* _SUPPLIED TEXT_:

((

In November 2005, a newly arrived 2-year-old refugee child from Burundi died in an apartment in Sydney of a treatable disease.1 He entered the country with medical records outlining his medical condition, but when he became ill within days of arrival, his parents did not know how to access medical care or contact emergency services.1 Another refugee from Sudan, an amputee without legs, was housed in a first-floor apartment, where he had to crawl up the stairs and rely on passers-by to carry his wheelchair.2 The Sydney Morning Herald reported that “he said he made many requests for medical help which resulted in him being referred to a GP, who gave him some tablets. What he really wanted was prosthetic legs and he could not . . . find out how to contact the right health services”.2
Refugees endure conditions of social disconnection, displacement, isolation, famine, war and overcrowding, and are regarded as being among the most poor and marginalised members of the Australian community.3 They suffer a high rate of social, physical, emotional and mental health problems, many of which are treatable or preventable. Current migration policy for carrying out health checks on humanitarian entrants before they arrive in Australia requires refugees aged over 15 years to have HIV screening and those aged over 11 years to have a chest x-ray.4 These requirements may not ensure that social and mental health problems are identified, and if new refugees have difficulties accessing health care, their health problems may worsen with time.5 Social isolation and disconnection have been shown to contribute to premature death among members of isolated communities.6
A study on use of medical services has found that such services are less used by people with lower socioeconomic status.7,8 However, there are few specific data on the diverse refugee communities in Australia,3 and refugee health remains a low government priority in this country.9
A new clinic for refugee children was established at The Children’s Hospital at Westmead, Sydney, in May 2005. Its purpose was to provide screening and treatment for a range of infections, to update vaccinations and to address basic refugee health issues in refugee children.

))

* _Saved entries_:
((

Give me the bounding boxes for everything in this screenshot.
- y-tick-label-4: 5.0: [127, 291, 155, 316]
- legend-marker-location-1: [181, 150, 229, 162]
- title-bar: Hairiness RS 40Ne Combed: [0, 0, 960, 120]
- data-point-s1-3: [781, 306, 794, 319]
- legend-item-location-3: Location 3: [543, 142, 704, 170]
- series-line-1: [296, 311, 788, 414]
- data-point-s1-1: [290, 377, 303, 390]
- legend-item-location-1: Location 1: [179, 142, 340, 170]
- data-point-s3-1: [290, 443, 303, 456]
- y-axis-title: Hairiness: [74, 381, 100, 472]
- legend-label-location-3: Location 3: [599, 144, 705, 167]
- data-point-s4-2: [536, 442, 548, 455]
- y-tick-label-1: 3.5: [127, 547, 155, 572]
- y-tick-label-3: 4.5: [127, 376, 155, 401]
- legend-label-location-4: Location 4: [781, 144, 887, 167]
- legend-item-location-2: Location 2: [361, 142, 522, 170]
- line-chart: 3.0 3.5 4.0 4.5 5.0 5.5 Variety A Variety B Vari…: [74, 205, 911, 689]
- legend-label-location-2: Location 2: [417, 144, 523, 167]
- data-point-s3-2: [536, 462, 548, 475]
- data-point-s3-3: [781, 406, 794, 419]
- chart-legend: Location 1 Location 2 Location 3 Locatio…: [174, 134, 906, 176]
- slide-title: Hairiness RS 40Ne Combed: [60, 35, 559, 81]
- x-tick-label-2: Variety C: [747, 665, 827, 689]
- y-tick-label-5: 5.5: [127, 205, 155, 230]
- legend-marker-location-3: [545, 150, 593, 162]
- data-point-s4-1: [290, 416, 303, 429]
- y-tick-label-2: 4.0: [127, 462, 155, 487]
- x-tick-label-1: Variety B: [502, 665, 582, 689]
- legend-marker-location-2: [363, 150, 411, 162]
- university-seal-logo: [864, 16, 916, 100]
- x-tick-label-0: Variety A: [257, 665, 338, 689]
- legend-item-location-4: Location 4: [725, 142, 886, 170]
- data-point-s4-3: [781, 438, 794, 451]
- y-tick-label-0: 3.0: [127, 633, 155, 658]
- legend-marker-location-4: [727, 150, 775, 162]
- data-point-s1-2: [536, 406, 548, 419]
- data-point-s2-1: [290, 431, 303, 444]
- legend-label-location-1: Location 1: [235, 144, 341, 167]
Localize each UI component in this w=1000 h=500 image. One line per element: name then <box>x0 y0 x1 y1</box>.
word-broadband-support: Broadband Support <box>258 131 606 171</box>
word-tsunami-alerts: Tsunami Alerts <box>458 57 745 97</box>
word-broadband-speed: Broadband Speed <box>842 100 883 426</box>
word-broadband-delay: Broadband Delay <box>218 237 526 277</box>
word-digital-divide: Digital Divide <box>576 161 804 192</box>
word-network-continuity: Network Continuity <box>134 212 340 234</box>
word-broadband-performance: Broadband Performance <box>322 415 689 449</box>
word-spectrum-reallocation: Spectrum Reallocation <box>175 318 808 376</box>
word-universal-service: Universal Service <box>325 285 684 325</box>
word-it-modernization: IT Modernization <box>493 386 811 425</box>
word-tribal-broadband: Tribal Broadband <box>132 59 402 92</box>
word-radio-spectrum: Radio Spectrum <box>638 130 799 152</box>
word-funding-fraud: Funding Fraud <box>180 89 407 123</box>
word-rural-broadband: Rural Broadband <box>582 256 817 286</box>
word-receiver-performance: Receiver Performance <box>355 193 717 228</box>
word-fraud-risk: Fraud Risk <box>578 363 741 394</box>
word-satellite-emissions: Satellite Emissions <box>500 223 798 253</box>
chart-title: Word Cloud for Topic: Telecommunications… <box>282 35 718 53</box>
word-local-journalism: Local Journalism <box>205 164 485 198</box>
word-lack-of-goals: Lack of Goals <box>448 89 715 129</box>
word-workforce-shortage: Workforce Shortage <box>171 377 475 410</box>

))

* _EXERCISES TO COMPLETE_:
a. Under current migration policy described in the refugee health text, which refugees must have a chest x-ray before arriving in Australia?
b. Please list every condition that the refugee health text says refugees endure.

* _ANSWERS IN ORDER_:
a. Refugees aged over 11 years.

b.
- Social disconnection
- Displacement
- Isolation
- Famine
- War
- Overcrowding